REQUIRED WORK ::
**a.** Copy the passage from the kenosis text word for word, beginning at the words "The exact meaning" and ending after "Jesus, for example.".
**b.** Translate this sentence from the kenosis text into Spanish: "The term kenosis comes from the Greek κενόω (kenóō), meaning "to empty out"."

DOCUMENT SEGMENT ::
+ + +

= Kenosis =

Christian theological concept

In Christian theology, kenosis (κένωσις) is the "self-emptying" of Jesus. The word ἐκένωσεν (ekénōsen) is used in the Epistle to the Philippians: "[Jesus] made himself nothing" (NIV), or "[he] emptied himself" (NRSV) (Philippians 2:7), using the verb form κενόω (kenóō), meaning "to empty".

The exact meaning varies among theologians. The less controversial meaning is that Jesus emptied his own desires, becoming entirely receptive to God's divine will, obedient to the point of death—even death on a cross, and that it encourages Christians to be similarly willing to submit to divine will, even if it comes at great personal cost. The phrase is interpreted by some to explain the human side of Jesus: that Jesus, to truly live as a mortal, had to have voluntarily bound use of his divine powers in some way, emptying himself, and that it says that "though [Jesus] was in the form of God, [he] did not regard equality with God as something to be exploited," suggesting that Jesus was not "abusing" his divine status to avoid the implications of a mortal life. This interpretation is contested by others, who consider this to overly downplay the divine power of Jesus, for example.

==Etymology and definition==
The term kenosis comes from the Greek κενόω (kenóō), meaning "to empty out". The Liddell–Scott Greek–English Lexicon gives the following definition simplified for the noun:
1. emptying, depletion, emptiness (of life) (Vettius Valens)
2. depletion, low diet, as opposed to plerosis, fullness (Hippocrates)
3. waning (of the moon) (Epicurus)

==New Testament usage==
The New Testament does not use the noun form kénōsis, but the verb form kenóō occurs five times (Romans 4:14; 1 Corinthians 1:17, 9:15; 2 Corinthians 9:3; Philippians 2:7) and the future form kenōsei once. (Note: 1 Corinthians 9:15: γάρ μοι μᾶλλον ἀποθανεῖν ἢ – τὸ καύχημά μου οὐδεὶς κενώσει. ἐὰν γὰρ εὐαγγελίζωμαι, οὐκ ἔστιν μοι καύχημα, ἀνάγκη) Of these five times, Philippians 2:7 is generally considered the most significant for the Christian idea of kenosis:

Let the same mind be in you that was in Christ Jesus, who, though he was in the form of God, did not regard equality with God as something to be exploited, but emptied himself (ekenōsen heauton), taking the form of a slave, being born in human likeness. And being found in human form, he humbled himself and became obedient to the point of death—even death on a cross. Therefore God also highly exalted him and gave him the name that is above every name...

+ + +

RECORD EXCERPTS ::
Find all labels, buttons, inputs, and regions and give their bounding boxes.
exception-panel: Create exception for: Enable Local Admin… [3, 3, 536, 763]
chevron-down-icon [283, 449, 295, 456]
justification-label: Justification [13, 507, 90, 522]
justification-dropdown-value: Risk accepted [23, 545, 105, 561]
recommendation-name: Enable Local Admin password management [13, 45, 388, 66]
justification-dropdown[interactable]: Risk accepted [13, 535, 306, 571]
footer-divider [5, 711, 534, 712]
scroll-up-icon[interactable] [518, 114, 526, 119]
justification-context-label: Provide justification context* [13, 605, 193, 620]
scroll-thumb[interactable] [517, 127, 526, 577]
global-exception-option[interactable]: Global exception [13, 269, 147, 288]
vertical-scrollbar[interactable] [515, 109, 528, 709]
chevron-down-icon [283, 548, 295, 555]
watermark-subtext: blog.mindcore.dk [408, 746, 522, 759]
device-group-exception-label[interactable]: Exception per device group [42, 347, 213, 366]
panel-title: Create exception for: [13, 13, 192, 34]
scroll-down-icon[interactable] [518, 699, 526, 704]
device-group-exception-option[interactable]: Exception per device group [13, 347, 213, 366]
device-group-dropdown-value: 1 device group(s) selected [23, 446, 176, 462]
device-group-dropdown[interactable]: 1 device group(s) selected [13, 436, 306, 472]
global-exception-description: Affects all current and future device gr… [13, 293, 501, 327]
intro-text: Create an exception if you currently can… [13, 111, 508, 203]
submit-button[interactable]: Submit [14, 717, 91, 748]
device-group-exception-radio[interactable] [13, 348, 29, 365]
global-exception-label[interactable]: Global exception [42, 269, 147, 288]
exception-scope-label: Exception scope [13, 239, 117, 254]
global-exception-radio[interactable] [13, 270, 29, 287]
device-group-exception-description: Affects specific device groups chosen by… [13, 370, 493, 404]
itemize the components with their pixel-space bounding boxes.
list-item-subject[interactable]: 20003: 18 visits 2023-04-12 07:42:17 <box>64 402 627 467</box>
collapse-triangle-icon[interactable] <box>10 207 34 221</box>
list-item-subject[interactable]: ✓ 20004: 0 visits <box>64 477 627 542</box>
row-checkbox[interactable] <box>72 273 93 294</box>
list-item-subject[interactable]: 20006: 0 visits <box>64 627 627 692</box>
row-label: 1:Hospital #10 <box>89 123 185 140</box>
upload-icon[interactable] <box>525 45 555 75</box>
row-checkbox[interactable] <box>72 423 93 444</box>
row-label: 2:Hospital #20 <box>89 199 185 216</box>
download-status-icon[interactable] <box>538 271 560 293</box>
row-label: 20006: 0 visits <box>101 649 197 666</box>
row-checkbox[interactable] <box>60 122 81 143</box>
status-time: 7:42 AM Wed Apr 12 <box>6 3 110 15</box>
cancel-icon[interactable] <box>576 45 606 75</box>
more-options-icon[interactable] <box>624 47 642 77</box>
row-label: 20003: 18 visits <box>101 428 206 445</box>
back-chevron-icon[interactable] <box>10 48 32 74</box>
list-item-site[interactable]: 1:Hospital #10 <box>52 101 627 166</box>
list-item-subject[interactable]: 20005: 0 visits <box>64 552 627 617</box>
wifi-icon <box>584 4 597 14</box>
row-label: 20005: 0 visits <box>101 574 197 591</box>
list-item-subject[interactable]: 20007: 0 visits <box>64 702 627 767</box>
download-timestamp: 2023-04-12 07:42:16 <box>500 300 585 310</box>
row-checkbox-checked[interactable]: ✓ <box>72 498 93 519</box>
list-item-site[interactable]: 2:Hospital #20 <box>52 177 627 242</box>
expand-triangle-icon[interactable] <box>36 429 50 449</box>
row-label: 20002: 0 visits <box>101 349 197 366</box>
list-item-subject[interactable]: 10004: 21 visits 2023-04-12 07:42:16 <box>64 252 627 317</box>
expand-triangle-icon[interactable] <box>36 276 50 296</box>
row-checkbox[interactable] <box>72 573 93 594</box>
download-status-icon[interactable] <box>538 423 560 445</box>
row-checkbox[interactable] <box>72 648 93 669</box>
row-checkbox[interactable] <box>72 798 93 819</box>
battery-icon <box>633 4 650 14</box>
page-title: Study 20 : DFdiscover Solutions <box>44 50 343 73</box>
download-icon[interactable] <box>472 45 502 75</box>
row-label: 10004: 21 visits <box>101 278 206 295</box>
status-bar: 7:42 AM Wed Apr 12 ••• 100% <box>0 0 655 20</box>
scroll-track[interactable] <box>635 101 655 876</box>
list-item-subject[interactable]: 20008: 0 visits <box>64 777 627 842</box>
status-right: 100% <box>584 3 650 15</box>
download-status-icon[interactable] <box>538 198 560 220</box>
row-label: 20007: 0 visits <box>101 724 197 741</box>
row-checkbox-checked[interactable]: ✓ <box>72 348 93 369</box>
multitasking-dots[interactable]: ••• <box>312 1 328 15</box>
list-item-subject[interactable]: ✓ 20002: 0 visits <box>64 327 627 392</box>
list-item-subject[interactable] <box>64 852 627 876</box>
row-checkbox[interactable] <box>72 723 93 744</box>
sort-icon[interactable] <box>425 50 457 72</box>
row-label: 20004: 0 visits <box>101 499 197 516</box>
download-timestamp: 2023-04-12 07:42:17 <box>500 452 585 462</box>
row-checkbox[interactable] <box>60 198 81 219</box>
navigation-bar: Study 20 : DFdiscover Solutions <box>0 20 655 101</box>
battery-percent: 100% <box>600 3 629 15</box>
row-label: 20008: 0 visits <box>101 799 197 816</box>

+ + +

SOLVED TASKS ::
**a.**
The exact meaning varies among theologians. The less controversial meaning is that Jesus emptied his own desires, becoming entirely receptive to God's divine will, obedient to the point of death—even death on a cross, and that it encourages Christians to be similarly willing to submit to divine will, even if it comes at great personal cost. The phrase is interpreted by some to explain the human side of Jesus: that Jesus, to truly live as a mortal, had to have voluntarily bound use of his divine powers in some way, emptying himself, and that it says that "though [Jesus] was in the form of God, [he] did not regard equality with God as something to be exploited," suggesting that Jesus was not "abusing" his divine status to avoid the implications of a mortal life. This interpretation is contested by others, who consider this to overly downplay the divine power of Jesus, for example.

**b.** El término kenosis proviene del griego κενόω (kenóō), que significa «vaciar».